■ **What to do**
The lines to be copied run from the one containing "Read out every word on this page." to the end of the material below; reproduce them exactly, including both ends, and nothing more.

■ **Recorded data**
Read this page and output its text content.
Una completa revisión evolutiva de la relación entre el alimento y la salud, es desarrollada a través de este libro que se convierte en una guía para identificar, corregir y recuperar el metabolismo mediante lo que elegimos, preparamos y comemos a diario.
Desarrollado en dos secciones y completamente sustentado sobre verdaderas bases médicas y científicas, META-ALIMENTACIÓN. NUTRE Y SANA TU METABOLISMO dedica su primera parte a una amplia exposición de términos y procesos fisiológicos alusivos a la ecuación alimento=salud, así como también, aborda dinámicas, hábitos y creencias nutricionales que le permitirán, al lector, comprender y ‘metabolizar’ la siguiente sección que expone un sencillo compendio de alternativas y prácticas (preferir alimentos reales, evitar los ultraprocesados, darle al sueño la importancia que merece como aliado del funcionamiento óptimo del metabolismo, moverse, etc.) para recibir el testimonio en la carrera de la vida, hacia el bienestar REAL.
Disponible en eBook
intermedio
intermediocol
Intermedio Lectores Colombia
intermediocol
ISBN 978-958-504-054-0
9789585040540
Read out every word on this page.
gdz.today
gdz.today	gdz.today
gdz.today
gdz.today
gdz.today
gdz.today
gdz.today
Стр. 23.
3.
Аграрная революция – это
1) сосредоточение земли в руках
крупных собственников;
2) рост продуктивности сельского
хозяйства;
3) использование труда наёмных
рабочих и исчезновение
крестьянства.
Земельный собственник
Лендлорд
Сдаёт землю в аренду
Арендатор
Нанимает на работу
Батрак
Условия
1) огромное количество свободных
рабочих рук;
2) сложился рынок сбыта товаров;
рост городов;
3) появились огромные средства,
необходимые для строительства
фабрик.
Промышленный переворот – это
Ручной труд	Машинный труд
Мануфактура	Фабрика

■ **Response to the exercise**
Read out every word on this page.
gdz.today
gdz.today	gdz.today
gdz.today
gdz.today
gdz.today
gdz.today
gdz.today
Стр. 23.
3.
Аграрная революция – это
1) сосредоточение земли в руках
крупных собственников;
2) рост продуктивности сельского
хозяйства;
3) использование труда наёмных
рабочих и исчезновение
крестьянства.
Земельный собственник
Лендлорд
Сдаёт землю в аренду
Арендатор
Нанимает на работу
Батрак
Условия
1) огромное количество свободных
рабочих рук;
2) сложился рынок сбыта товаров;
рост городов;
3) появились огромные средства,
необходимые для строительства
фабрик.
Промышленный переворот – это
Ручной труд	Машинный труд
Мануфактура	Фабрика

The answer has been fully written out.